# START OF Task inputs

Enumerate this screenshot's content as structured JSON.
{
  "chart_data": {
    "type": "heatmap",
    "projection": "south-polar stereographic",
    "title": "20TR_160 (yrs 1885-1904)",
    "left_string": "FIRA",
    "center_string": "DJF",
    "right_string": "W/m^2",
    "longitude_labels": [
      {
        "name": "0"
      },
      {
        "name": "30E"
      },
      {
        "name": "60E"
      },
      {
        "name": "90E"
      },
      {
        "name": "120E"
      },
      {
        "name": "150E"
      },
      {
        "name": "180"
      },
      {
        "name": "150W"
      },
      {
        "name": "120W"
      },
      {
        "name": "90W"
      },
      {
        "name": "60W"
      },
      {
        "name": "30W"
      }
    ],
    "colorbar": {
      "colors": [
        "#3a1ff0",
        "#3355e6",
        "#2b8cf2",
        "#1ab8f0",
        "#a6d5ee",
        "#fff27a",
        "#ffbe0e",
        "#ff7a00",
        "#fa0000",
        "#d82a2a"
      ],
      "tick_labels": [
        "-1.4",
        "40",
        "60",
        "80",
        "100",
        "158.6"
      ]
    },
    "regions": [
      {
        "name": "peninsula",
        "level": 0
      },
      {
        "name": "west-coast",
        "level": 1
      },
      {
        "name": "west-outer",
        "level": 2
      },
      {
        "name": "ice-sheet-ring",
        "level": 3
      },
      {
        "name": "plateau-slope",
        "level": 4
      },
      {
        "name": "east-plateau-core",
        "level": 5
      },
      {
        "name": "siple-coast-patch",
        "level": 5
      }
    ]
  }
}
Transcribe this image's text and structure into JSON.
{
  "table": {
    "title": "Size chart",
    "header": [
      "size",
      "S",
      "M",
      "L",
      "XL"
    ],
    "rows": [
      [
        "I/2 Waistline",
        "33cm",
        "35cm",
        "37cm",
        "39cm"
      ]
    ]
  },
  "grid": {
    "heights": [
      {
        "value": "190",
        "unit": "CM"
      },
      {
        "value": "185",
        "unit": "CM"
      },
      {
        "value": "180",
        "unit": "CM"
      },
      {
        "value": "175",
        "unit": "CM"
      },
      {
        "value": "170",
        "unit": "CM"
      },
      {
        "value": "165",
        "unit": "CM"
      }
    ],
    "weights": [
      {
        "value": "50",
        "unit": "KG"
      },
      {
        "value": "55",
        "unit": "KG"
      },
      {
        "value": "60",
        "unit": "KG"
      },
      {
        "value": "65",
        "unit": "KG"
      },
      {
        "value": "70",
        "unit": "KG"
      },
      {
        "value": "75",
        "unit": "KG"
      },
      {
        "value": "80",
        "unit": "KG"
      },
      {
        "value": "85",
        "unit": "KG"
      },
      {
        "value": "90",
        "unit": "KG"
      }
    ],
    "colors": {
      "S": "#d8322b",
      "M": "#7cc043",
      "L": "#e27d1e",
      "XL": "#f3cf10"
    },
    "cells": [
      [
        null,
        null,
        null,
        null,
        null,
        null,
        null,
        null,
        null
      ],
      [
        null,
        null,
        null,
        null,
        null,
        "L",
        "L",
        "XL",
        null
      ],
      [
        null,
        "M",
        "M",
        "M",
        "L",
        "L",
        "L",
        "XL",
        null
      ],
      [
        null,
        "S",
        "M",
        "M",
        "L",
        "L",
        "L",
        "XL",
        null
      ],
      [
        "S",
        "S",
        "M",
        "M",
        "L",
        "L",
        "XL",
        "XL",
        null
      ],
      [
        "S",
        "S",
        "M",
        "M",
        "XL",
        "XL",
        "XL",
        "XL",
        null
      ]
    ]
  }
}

# END OF Task inputs

### To do
Repeat the data precisely, line by line.

### Output of the exercise
Enumerate this screenshot's content as structured JSON.
{
  "chart_data": {
    "type": "heatmap",
    "projection": "south-polar stereographic",
    "title": "20TR_160 (yrs 1885-1904)",
    "left_string": "FIRA",
    "center_string": "DJF",
    "right_string": "W/m^2",
    "longitude_labels": [
      {
        "name": "0"
      },
      {
        "name": "30E"
      },
      {
        "name": "60E"
      },
      {
        "name": "90E"
      },
      {
        "name": "120E"
      },
      {
        "name": "150E"
      },
      {
        "name": "180"
      },
      {
        "name": "150W"
      },
      {
        "name": "120W"
      },
      {
        "name": "90W"
      },
      {
        "name": "60W"
      },
      {
        "name": "30W"
      }
    ],
    "colorbar": {
      "colors": [
        "#3a1ff0",
        "#3355e6",
        "#2b8cf2",
        "#1ab8f0",
        "#a6d5ee",
        "#fff27a",
        "#ffbe0e",
        "#ff7a00",
        "#fa0000",
        "#d82a2a"
      ],
      "tick_labels": [
        "-1.4",
        "40",
        "60",
        "80",
        "100",
        "158.6"
      ]
    },
    "regions": [
      {
        "name": "peninsula",
        "level": 0
      },
      {
        "name": "west-coast",
        "level": 1
      },
      {
        "name": "west-outer",
        "level": 2
      },
      {
        "name": "ice-sheet-ring",
        "level": 3
      },
      {
        "name": "plateau-slope",
        "level": 4
      },
      {
        "name": "east-plateau-core",
        "level": 5
      },
      {
        "name": "siple-coast-patch",
        "level": 5
      }
    ]
  }
}
Transcribe this image's text and structure into JSON.
{
  "table": {
    "title": "Size chart",
    "header": [
      "size",
      "S",
      "M",
      "L",
      "XL"
    ],
    "rows": [
      [
        "I/2 Waistline",
        "33cm",
        "35cm",
        "37cm",
        "39cm"
      ]
    ]
  },
  "grid": {
    "heights": [
      {
        "value": "190",
        "unit": "CM"
      },
      {
        "value": "185",
        "unit": "CM"
      },
      {
        "value": "180",
        "unit": "CM"
      },
      {
        "value": "175",
        "unit": "CM"
      },
      {
        "value": "170",
        "unit": "CM"
      },
      {
        "value": "165",
        "unit": "CM"
      }
    ],
    "weights": [
      {
        "value": "50",
        "unit": "KG"
      },
      {
        "value": "55",
        "unit": "KG"
      },
      {
        "value": "60",
        "unit": "KG"
      },
      {
        "value": "65",
        "unit": "KG"
      },
      {
        "value": "70",
        "unit": "KG"
      },
      {
        "value": "75",
        "unit": "KG"
      },
      {
        "value": "80",
        "unit": "KG"
      },
      {
        "value": "85",
        "unit": "KG"
      },
      {
        "value": "90",
        "unit": "KG"
      }
    ],
    "colors": {
      "S": "#d8322b",
      "M": "#7cc043",
      "L": "#e27d1e",
      "XL": "#f3cf10"
    },
    "cells": [
      [
        null,
        null,
        null,
        null,
        null,
        null,
        null,
        null,
        null
      ],
      [
        null,
        null,
        null,
        null,
        null,
        "L",
        "L",
        "XL",
        null
      ],
      [
        null,
        "M",
        "M",
        "M",
        "L",
        "L",
        "L",
        "XL",
        null
      ],
      [
        null,
        "S",
        "M",
        "M",
        "L",
        "L",
        "L",
        "XL",
        null
      ],
      [
        "S",
        "S",
        "M",
        "M",
        "L",
        "L",
        "XL",
        "XL",
        null
      ],
      [
        "S",
        "S",
        "M",
        "M",
        "XL",
        "XL",
        "XL",
        "XL",
        null
      ]
    ]
  }
}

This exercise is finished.